## [What this task involves]
Scan the records and identify every line in which the string "年全厂设备维护服务项目" occurs, then return those lines.

## [Data in this exercise]
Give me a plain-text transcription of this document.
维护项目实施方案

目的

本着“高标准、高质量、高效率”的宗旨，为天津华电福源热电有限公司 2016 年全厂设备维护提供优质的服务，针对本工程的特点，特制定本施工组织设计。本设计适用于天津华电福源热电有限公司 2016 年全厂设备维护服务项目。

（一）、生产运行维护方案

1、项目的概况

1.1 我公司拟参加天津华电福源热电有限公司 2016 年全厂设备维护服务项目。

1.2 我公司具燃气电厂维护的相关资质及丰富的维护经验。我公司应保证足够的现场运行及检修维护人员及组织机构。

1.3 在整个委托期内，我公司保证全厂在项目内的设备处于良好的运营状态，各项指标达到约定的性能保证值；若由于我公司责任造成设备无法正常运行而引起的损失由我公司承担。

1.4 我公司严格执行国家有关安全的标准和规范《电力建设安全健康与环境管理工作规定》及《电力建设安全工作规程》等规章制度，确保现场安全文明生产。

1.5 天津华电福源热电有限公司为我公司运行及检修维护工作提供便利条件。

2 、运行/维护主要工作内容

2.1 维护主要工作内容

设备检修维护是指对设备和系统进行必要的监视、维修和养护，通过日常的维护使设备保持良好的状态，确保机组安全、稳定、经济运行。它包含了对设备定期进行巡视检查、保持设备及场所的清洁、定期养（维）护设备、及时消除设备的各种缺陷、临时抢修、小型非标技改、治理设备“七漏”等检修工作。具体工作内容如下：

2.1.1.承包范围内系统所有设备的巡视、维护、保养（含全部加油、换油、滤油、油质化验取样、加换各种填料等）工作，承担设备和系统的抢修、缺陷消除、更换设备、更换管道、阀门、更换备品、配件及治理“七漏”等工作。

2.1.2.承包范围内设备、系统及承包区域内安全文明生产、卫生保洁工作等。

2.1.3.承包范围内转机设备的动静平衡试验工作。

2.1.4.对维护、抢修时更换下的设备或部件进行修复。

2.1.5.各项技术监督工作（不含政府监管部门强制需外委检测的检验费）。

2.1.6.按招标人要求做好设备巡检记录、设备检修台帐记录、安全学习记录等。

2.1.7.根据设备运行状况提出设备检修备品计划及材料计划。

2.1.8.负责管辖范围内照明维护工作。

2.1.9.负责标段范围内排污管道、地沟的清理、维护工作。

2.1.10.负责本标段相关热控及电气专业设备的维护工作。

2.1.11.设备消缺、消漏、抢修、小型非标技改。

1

## [Solution to the exercise]
本着“高标准、高质量、高效率”的宗旨，为天津华电福源热电有限公司 2016 年全厂设备维护提供优质的服务，针对本工程的特点，特制定本施工组织设计。本设计适用于天津华电福源热电有限公司 2016 年全厂设备维护服务项目。
1.1 我公司拟参加天津华电福源热电有限公司 2016 年全厂设备维护服务项目。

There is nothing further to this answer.